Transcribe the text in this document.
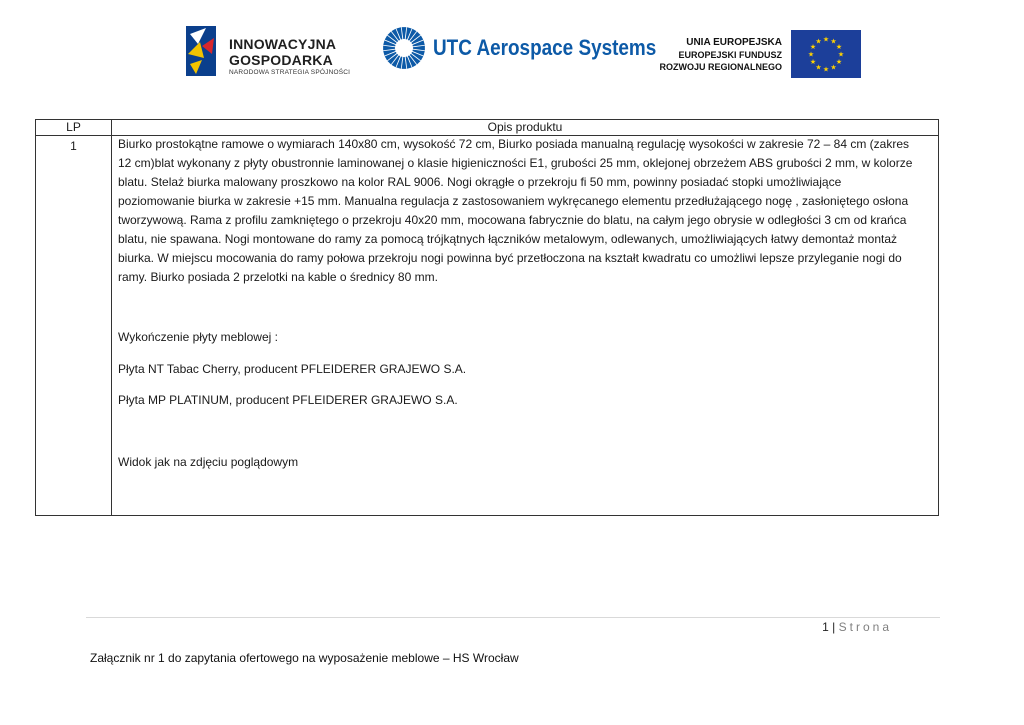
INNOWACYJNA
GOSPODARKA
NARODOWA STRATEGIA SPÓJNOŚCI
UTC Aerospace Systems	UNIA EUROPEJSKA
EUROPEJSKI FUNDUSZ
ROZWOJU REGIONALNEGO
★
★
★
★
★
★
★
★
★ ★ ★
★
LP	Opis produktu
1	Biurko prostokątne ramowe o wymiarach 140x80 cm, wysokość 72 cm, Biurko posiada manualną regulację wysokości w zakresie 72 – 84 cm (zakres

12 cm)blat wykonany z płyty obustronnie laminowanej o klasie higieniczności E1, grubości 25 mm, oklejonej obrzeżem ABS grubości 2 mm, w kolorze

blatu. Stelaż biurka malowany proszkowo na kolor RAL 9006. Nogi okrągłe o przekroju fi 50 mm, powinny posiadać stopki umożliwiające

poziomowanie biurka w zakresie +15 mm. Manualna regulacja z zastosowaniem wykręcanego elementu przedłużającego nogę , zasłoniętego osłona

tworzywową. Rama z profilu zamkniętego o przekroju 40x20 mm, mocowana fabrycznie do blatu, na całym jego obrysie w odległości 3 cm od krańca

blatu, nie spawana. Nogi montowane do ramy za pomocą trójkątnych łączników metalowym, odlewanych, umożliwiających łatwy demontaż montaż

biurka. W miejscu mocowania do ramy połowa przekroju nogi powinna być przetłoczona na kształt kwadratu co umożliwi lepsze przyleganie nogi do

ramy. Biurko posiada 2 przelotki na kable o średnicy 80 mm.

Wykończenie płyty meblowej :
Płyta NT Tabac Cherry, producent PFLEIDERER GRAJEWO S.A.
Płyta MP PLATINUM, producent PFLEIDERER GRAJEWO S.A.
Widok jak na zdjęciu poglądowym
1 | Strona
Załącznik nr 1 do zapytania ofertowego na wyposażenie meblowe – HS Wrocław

####

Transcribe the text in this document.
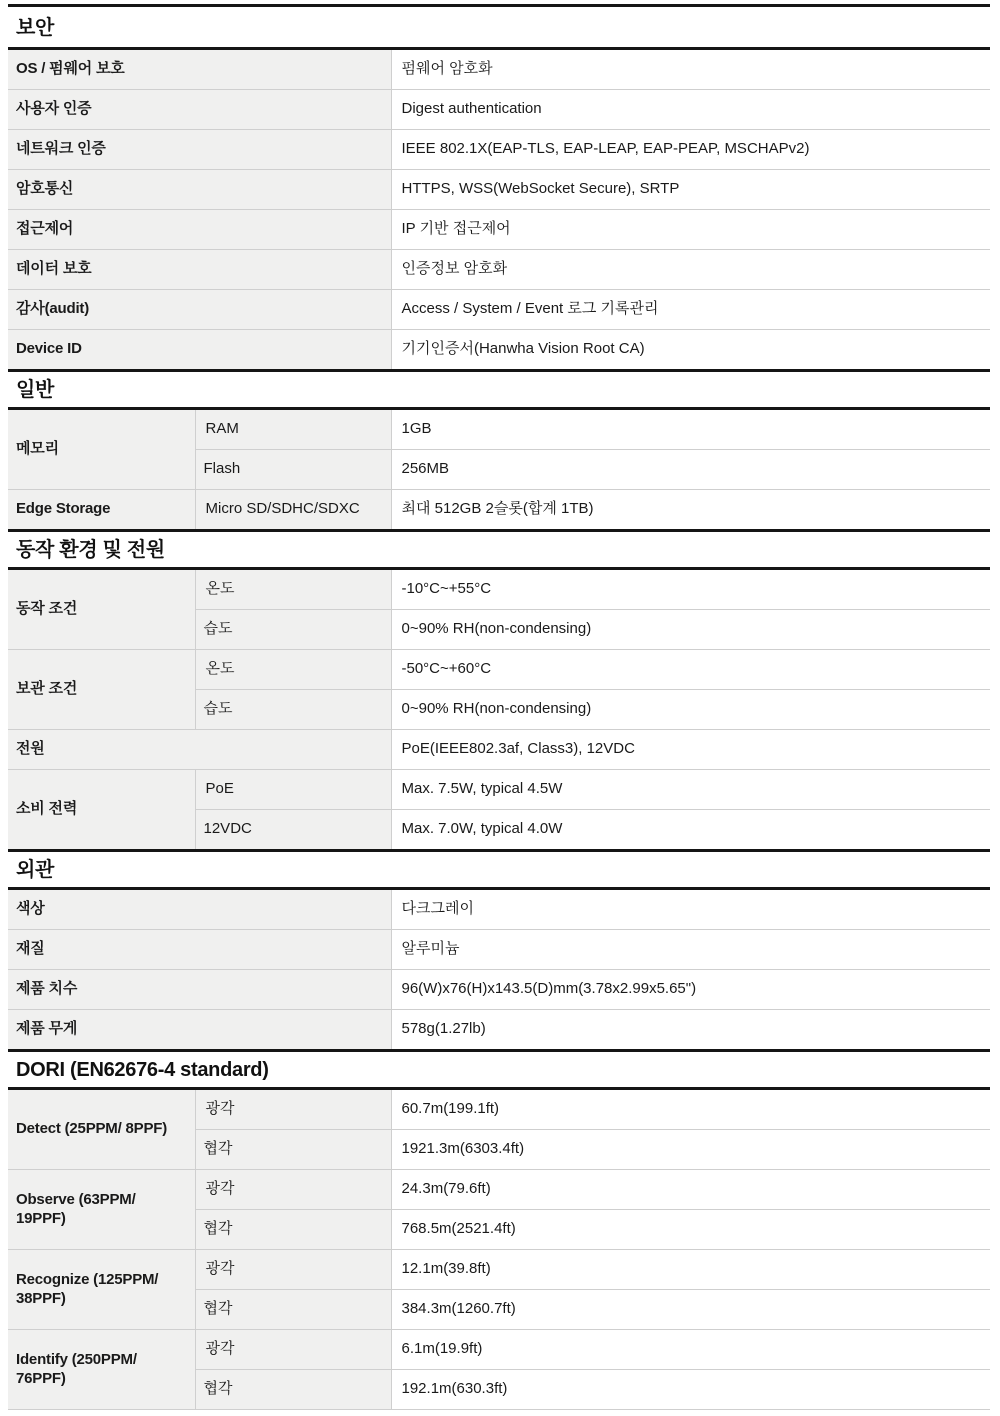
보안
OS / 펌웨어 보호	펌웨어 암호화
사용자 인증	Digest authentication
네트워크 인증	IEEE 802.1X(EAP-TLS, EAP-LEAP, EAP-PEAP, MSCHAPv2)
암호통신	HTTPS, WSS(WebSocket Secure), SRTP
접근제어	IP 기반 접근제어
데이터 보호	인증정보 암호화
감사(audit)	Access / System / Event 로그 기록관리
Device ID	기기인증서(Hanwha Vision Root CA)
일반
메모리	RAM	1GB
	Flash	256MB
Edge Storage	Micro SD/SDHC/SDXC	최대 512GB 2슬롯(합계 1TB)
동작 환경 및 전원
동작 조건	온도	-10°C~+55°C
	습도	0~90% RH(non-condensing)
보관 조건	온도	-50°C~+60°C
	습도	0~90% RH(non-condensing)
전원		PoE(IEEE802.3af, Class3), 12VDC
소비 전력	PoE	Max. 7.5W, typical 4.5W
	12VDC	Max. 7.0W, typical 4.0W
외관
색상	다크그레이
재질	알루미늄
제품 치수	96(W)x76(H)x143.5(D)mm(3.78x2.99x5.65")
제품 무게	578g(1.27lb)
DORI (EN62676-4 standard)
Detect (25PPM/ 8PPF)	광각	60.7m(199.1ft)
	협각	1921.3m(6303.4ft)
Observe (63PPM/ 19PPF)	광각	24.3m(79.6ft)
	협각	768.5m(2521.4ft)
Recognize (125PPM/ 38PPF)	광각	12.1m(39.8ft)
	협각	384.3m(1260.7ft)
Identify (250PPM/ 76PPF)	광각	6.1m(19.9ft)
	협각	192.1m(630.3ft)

####

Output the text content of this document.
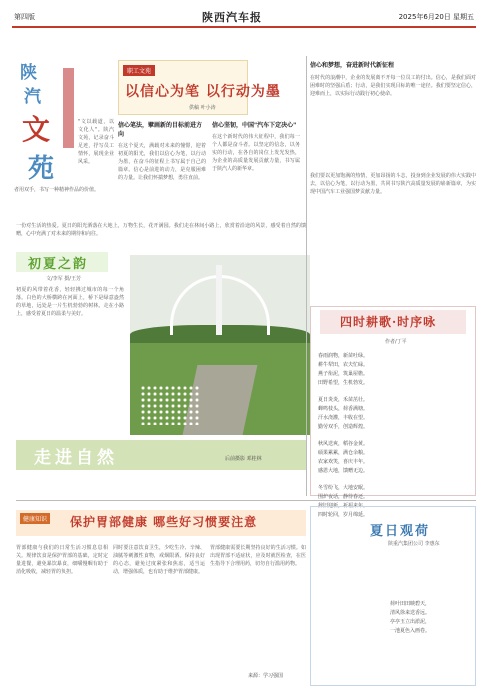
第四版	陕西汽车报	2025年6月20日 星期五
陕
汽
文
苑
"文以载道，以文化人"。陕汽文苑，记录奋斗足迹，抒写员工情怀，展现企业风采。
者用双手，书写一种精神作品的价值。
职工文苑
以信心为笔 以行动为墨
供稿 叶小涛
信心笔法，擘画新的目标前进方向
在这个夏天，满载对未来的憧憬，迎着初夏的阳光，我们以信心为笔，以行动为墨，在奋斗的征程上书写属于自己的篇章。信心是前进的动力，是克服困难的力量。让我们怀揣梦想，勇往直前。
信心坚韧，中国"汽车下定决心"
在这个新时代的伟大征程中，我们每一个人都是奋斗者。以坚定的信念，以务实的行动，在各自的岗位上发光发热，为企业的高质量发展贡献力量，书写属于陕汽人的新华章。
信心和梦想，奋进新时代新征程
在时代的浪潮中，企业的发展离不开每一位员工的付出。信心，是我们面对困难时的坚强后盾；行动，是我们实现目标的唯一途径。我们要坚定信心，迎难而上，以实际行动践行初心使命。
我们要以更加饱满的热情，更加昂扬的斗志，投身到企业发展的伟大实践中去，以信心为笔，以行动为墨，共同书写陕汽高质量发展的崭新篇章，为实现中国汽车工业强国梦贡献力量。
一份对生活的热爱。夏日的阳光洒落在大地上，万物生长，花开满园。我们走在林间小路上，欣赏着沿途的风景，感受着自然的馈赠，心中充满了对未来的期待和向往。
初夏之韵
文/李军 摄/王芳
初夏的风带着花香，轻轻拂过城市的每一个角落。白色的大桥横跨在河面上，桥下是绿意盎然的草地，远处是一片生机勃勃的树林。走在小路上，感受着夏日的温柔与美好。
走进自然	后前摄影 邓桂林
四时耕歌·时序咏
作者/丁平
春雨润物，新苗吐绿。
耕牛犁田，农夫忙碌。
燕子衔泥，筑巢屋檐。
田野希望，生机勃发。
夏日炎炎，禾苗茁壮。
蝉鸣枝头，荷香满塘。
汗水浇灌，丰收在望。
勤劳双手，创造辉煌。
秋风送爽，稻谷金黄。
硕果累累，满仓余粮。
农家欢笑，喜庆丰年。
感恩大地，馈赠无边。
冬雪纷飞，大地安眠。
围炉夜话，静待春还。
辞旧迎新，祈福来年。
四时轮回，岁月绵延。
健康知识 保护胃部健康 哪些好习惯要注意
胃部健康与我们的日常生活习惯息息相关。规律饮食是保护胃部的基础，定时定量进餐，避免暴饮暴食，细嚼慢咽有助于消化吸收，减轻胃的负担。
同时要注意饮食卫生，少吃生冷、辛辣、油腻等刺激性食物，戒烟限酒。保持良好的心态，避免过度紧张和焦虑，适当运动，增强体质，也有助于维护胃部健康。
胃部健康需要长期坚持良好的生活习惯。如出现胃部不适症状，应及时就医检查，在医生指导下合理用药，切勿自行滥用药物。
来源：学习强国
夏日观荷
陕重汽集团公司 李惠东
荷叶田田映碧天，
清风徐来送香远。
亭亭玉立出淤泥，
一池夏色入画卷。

####

▶ Problem to solve: Copy each line of the listing in which the word "以行动为墨" can be found.

▶ Exercise solution:
以信心为笔 以行动为墨
在这个夏天，满载对未来的憧憬，迎着初夏的阳光，我们以信心为笔，以行动为墨，在奋斗的征程上书写属于自己的篇章。信心是前进的动力，是克服困难的力量。让我们怀揣梦想，勇往直前。
我们要以更加饱满的热情，更加昂扬的斗志，投身到企业发展的伟大实践中去，以信心为笔，以行动为墨，共同书写陕汽高质量发展的崭新篇章，为实现中国汽车工业强国梦贡献力量。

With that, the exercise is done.